**Set exercise A:**
Pull out every line of the records that contains the string "header", and copy each one in full.

**Passage provided:**
━━━━━━━━
The Bondsman’s selfhood has found a way to exist despite the refusal of recognition by the Lord. Their relationship to their work has allowed them to assert their selfhood, outside of the power exchanges between the Lords. Whereas the Lord requires the servitude of the Bondsman to know their selfhood, the Bondsman has no such dependence. Through the negation of their lack of recognition and alienation from their work, the Bondsman finds their selfhood existing in negation.
This self of the Bondsman, who we will now refer to as the worker, being formed through the negation of their existence, is where the development of class consciousness begins. When everything has been taken away from the worker; they’re alienation from their labour and the labour of their fellow workers, and their boss refusing to recognise them as a worker, their only ability to find their selfhood is through realising that in order to be alienated there has to be a thing, an existing being, that is being alienated.
This fundamentally shows that there is a self, even within the negation of your entire reality, and as such allows hope for revolutionaries when capitalism seems so totalising in its bleakness.
Communism and the Absolute
For Hegel, the end point of society’s constant changing is to reach what he refers to as the Absolute, a singular moment of unity, which could be understood as to be one with God. Marx directly takes this idea of the absolute and puts it in a non-spiritual, materialistic understanding. Hegel’s idea of the Absolute is now transformed into the idea of communism.
The Spirit of humanity which Hegel believed he witnessed in the form of Napoleon riding on horseback through Jena becomes, in Marx’s hands, the struggle of the working class. For Hegel, reaching the absolute was not simply to be one with God or to achieve Godhood as a species, but to reach a point where no more change would take place. A totality of existence, not unlike a Christian idea of heaven, where there is no more advancement to be made because we are perfect as we are.
What Marx takes from this radical idea is that humanity has not simply finished its development at any one point. As long as struggle remains, the dialectics keep changing. If these dialectics are guided through the Marxian lens, the change will be the material betterment of humanity. As long as another human is needlessly suffering, the struggle continues.
━━━━━━━━
**Excerpted records:**
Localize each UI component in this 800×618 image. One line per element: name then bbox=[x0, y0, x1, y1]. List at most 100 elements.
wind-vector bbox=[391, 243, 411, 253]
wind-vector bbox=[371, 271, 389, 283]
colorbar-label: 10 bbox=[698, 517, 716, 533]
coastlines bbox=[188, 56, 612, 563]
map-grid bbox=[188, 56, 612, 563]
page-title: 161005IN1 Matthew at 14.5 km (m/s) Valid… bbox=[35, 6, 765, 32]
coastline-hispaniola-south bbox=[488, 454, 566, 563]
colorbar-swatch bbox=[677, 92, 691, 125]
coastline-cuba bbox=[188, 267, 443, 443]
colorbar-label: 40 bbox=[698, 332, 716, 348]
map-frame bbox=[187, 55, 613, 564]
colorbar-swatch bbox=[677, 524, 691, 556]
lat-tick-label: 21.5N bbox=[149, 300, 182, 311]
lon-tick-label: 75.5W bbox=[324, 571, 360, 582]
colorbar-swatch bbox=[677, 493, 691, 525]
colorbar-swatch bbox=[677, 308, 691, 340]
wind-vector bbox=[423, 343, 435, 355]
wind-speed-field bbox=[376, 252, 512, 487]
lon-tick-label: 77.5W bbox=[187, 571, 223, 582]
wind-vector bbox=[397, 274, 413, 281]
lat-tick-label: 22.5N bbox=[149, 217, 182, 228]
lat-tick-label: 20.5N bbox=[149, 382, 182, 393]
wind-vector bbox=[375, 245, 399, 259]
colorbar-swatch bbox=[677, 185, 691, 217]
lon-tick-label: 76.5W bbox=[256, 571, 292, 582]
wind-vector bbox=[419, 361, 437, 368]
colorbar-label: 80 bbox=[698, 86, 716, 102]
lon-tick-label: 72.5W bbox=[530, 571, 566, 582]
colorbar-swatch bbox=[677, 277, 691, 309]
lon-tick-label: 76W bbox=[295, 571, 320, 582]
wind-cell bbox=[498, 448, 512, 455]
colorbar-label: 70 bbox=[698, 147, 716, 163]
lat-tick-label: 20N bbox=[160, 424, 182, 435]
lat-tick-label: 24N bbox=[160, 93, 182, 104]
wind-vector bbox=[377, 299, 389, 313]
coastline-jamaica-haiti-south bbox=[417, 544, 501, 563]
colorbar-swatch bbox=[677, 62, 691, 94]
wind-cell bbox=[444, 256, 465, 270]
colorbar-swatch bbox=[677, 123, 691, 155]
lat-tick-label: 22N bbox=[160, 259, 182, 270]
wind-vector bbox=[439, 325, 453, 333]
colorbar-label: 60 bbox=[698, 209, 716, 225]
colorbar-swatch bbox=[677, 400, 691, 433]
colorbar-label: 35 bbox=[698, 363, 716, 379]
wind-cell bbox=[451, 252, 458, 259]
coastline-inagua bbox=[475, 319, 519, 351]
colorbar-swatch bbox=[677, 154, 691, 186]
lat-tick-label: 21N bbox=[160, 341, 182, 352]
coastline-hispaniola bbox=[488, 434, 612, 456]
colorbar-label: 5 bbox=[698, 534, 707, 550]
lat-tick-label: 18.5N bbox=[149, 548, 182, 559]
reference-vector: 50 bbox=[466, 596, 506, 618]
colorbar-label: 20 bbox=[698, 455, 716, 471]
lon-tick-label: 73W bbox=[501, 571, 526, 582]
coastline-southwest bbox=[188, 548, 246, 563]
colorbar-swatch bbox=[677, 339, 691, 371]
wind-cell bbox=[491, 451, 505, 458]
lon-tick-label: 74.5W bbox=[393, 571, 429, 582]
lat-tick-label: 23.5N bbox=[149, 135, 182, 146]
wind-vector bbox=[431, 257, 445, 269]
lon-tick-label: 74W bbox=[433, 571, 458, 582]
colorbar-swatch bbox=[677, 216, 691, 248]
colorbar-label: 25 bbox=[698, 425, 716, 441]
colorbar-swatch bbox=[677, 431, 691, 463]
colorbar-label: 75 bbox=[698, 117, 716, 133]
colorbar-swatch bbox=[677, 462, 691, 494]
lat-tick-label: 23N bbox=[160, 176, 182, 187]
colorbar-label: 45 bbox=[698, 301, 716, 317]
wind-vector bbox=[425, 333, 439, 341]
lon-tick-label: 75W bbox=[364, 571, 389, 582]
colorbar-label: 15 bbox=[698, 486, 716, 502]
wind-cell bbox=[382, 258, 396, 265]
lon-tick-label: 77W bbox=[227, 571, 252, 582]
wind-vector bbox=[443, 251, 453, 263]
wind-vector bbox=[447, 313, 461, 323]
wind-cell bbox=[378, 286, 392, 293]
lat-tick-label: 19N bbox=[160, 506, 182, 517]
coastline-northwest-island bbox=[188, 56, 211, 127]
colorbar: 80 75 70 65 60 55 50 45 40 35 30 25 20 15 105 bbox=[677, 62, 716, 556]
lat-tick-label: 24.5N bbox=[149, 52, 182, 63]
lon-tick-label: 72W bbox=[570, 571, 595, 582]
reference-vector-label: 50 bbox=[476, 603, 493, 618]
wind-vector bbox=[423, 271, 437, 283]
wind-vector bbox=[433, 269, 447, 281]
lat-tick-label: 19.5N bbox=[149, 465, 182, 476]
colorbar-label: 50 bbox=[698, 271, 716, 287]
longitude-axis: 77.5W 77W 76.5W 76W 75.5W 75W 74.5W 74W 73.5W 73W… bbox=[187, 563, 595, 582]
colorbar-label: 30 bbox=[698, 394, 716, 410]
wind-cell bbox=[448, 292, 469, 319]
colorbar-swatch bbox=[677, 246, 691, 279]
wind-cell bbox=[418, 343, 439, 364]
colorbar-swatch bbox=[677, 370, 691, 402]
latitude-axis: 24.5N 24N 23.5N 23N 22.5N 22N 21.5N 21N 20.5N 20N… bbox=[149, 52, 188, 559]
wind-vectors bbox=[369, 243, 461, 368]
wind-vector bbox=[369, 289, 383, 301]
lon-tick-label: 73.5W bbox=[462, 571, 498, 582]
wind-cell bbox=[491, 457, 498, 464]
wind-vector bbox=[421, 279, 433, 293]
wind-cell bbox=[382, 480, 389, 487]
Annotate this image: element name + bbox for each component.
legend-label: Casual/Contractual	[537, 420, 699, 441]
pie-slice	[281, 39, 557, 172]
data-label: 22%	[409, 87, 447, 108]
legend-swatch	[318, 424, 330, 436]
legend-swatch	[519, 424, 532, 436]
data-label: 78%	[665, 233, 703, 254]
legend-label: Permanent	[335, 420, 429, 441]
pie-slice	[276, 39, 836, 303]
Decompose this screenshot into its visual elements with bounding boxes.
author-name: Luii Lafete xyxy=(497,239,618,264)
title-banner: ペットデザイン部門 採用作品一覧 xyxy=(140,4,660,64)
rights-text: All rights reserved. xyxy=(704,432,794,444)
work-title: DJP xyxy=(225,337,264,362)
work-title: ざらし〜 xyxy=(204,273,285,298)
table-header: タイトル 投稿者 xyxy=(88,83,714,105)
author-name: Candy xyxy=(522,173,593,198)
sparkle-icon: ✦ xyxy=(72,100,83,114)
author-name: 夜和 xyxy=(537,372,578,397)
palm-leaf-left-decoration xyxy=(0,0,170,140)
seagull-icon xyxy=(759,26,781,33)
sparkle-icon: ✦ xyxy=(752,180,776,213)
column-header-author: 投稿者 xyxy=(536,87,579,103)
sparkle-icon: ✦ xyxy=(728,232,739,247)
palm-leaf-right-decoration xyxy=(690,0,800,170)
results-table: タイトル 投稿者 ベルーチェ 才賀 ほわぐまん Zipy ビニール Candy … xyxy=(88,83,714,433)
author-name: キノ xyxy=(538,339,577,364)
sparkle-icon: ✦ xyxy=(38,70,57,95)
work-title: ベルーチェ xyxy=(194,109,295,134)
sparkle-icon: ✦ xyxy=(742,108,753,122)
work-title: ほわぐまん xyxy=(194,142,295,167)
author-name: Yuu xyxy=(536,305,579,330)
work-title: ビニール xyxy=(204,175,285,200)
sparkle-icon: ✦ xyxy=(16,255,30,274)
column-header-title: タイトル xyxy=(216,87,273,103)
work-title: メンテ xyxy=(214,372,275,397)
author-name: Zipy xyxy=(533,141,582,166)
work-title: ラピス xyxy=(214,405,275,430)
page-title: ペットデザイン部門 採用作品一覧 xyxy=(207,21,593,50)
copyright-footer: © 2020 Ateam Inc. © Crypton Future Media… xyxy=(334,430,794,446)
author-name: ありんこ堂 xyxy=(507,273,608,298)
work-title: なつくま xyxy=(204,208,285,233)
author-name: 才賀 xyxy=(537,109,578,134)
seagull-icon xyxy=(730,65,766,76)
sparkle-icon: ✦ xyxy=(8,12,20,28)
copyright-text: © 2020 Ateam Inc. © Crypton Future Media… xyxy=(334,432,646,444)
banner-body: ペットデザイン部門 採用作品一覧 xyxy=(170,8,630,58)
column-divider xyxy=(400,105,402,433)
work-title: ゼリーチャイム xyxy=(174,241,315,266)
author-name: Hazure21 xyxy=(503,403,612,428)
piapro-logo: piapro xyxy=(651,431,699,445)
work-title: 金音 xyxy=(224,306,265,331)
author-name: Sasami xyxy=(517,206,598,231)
━━━━━━━━
**Set exercise B:**
According to the passage on Hegel and Marx, in what form did Hegel believe he witnessed the Spirit of humanity?

**Result A:**
table-header: タイトル 投稿者 xyxy=(88,83,714,105)
column-header-author: 投稿者 xyxy=(536,87,579,103)
column-header-title: タイトル xyxy=(216,87,273,103)

**Result B:**
In the form of Napoleon riding on horseback through Jena.